┌─ Stored records
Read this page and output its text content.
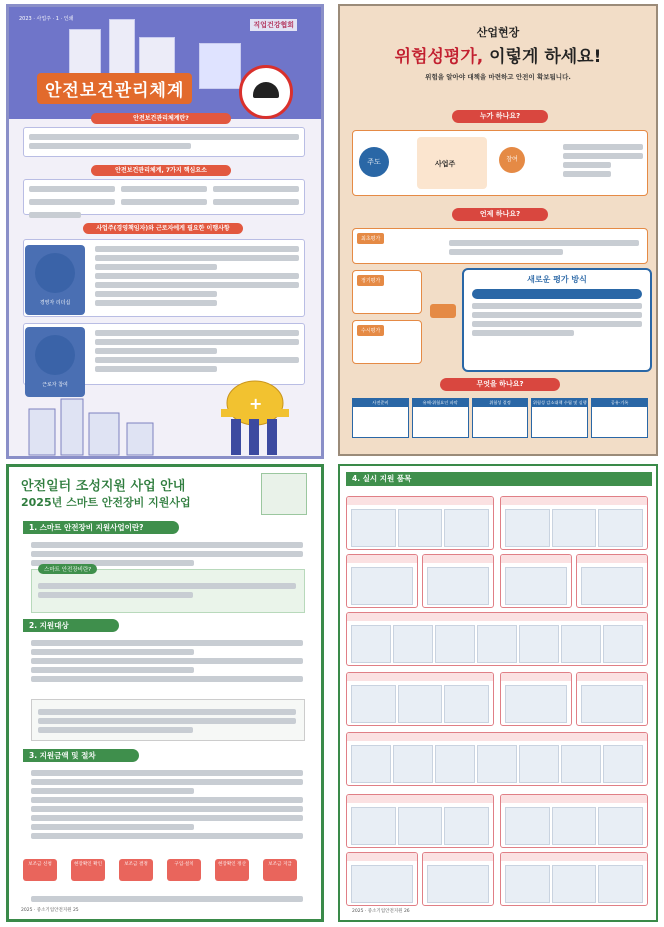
2023 · 사업주 · 1 · 인쇄
직업건강협회
안전보건관리체계
안전보건관리체계란?
안전보건관리체계, 7가지 핵심요소
사업주(경영책임자)와 근로자에게 필요한 이행사항
경영자 리더십
근로자 참여
+
산업현장
위험성평가, 이렇게 하세요!
위험을 알아야 대책을 마련하고 안전이 확보됩니다.
누가 하나요?
주도	사업주
참여
언제 하나요?
최초평가
정기평가
수시평가
새로운 평가 방식
무엇을 하나요?
사전준비	유해·위험요인 파악	위험성 결정	위험성 감소대책 수립 및 실행	공유·기록
안전일터 조성지원 사업 안내
2025년 스마트 안전장비 지원사업
1. 스마트 안전장비 지원사업이란?
스마트 안전장비란?
2. 지원대상
3. 지원금액 및 절차
보조금 신청	현장확인 확인	보조금 결정	구입·설치	현장확인 정산	보조금 지급
2025 · 중소기업안전지원 25
4. 실시 지원 품목
2025 · 중소기업안전지원 26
└─
▶ _Your task_
Return all the entries word for word, but omit any pictures they contain.

▶ _Correct answer_
Read this page and output its text content.
2023 · 사업주 · 1 · 인쇄
직업건강협회
안전보건관리체계
안전보건관리체계란?
안전보건관리체계, 7가지 핵심요소
사업주(경영책임자)와 근로자에게 필요한 이행사항
경영자 리더십
근로자 참여
+
산업현장
위험성평가, 이렇게 하세요!
위험을 알아야 대책을 마련하고 안전이 확보됩니다.
누가 하나요?
주도	사업주
참여
언제 하나요?
최초평가
정기평가
수시평가
새로운 평가 방식
무엇을 하나요?
사전준비	유해·위험요인 파악	위험성 결정	위험성 감소대책 수립 및 실행	공유·기록
안전일터 조성지원 사업 안내
2025년 스마트 안전장비 지원사업
1. 스마트 안전장비 지원사업이란?
스마트 안전장비란?
2. 지원대상
3. 지원금액 및 절차
보조금 신청	현장확인 확인	보조금 결정	구입·설치	현장확인 정산	보조금 지급
2025 · 중소기업안전지원 25
4. 실시 지원 품목
2025 · 중소기업안전지원 26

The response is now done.